══ Excerpted data

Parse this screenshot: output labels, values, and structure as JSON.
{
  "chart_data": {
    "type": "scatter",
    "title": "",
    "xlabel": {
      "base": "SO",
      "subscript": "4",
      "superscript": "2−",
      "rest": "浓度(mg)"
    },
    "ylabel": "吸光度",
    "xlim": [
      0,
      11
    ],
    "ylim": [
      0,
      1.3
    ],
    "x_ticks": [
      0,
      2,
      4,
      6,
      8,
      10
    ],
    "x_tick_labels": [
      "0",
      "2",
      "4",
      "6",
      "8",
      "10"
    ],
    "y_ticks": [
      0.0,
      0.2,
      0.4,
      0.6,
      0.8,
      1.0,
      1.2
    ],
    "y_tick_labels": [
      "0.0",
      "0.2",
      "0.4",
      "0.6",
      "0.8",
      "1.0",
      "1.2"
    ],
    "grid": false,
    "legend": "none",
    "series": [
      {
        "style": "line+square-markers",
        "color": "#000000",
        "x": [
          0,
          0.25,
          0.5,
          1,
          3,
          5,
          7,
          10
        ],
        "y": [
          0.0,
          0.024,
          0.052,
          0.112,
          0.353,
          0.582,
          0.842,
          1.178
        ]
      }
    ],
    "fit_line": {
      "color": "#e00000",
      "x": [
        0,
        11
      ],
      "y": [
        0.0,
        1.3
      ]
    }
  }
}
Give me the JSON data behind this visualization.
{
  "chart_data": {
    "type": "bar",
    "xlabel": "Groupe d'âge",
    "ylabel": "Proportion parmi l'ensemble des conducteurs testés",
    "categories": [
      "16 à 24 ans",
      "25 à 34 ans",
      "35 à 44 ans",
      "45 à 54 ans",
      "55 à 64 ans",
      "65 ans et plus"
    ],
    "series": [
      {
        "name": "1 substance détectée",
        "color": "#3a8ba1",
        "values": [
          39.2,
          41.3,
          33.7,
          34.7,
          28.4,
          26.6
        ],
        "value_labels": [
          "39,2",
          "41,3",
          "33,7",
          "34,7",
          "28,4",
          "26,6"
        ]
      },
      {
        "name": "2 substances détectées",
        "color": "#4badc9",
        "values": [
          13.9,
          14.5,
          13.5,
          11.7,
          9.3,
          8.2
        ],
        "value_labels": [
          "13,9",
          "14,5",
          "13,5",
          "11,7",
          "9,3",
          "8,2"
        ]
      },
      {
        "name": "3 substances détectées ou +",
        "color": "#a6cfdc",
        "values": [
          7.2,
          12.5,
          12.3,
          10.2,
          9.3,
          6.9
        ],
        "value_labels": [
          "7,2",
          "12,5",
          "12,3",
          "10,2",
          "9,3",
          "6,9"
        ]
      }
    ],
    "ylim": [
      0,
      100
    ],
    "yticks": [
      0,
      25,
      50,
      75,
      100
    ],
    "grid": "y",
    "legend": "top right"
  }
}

════

__Task prompt__. Output each entry precisely as given.

__Exercise solution__.
Parse this screenshot: output labels, values, and structure as JSON.
{
  "chart_data": {
    "type": "scatter",
    "title": "",
    "xlabel": {
      "base": "SO",
      "subscript": "4",
      "superscript": "2−",
      "rest": "浓度(mg)"
    },
    "ylabel": "吸光度",
    "xlim": [
      0,
      11
    ],
    "ylim": [
      0,
      1.3
    ],
    "x_ticks": [
      0,
      2,
      4,
      6,
      8,
      10
    ],
    "x_tick_labels": [
      "0",
      "2",
      "4",
      "6",
      "8",
      "10"
    ],
    "y_ticks": [
      0.0,
      0.2,
      0.4,
      0.6,
      0.8,
      1.0,
      1.2
    ],
    "y_tick_labels": [
      "0.0",
      "0.2",
      "0.4",
      "0.6",
      "0.8",
      "1.0",
      "1.2"
    ],
    "grid": false,
    "legend": "none",
    "series": [
      {
        "style": "line+square-markers",
        "color": "#000000",
        "x": [
          0,
          0.25,
          0.5,
          1,
          3,
          5,
          7,
          10
        ],
        "y": [
          0.0,
          0.024,
          0.052,
          0.112,
          0.353,
          0.582,
          0.842,
          1.178
        ]
      }
    ],
    "fit_line": {
      "color": "#e00000",
      "x": [
        0,
        11
      ],
      "y": [
        0.0,
        1.3
      ]
    }
  }
}
Give me the JSON data behind this visualization.
{
  "chart_data": {
    "type": "bar",
    "xlabel": "Groupe d'âge",
    "ylabel": "Proportion parmi l'ensemble des conducteurs testés",
    "categories": [
      "16 à 24 ans",
      "25 à 34 ans",
      "35 à 44 ans",
      "45 à 54 ans",
      "55 à 64 ans",
      "65 ans et plus"
    ],
    "series": [
      {
        "name": "1 substance détectée",
        "color": "#3a8ba1",
        "values": [
          39.2,
          41.3,
          33.7,
          34.7,
          28.4,
          26.6
        ],
        "value_labels": [
          "39,2",
          "41,3",
          "33,7",
          "34,7",
          "28,4",
          "26,6"
        ]
      },
      {
        "name": "2 substances détectées",
        "color": "#4badc9",
        "values": [
          13.9,
          14.5,
          13.5,
          11.7,
          9.3,
          8.2
        ],
        "value_labels": [
          "13,9",
          "14,5",
          "13,5",
          "11,7",
          "9,3",
          "8,2"
        ]
      },
      {
        "name": "3 substances détectées ou +",
        "color": "#a6cfdc",
        "values": [
          7.2,
          12.5,
          12.3,
          10.2,
          9.3,
          6.9
        ],
        "value_labels": [
          "7,2",
          "12,5",
          "12,3",
          "10,2",
          "9,3",
          "6,9"
        ]
      }
    ],
    "ylim": [
      0,
      100
    ],
    "yticks": [
      0,
      25,
      50,
      75,
      100
    ],
    "grid": "y",
    "legend": "top right"
  }
}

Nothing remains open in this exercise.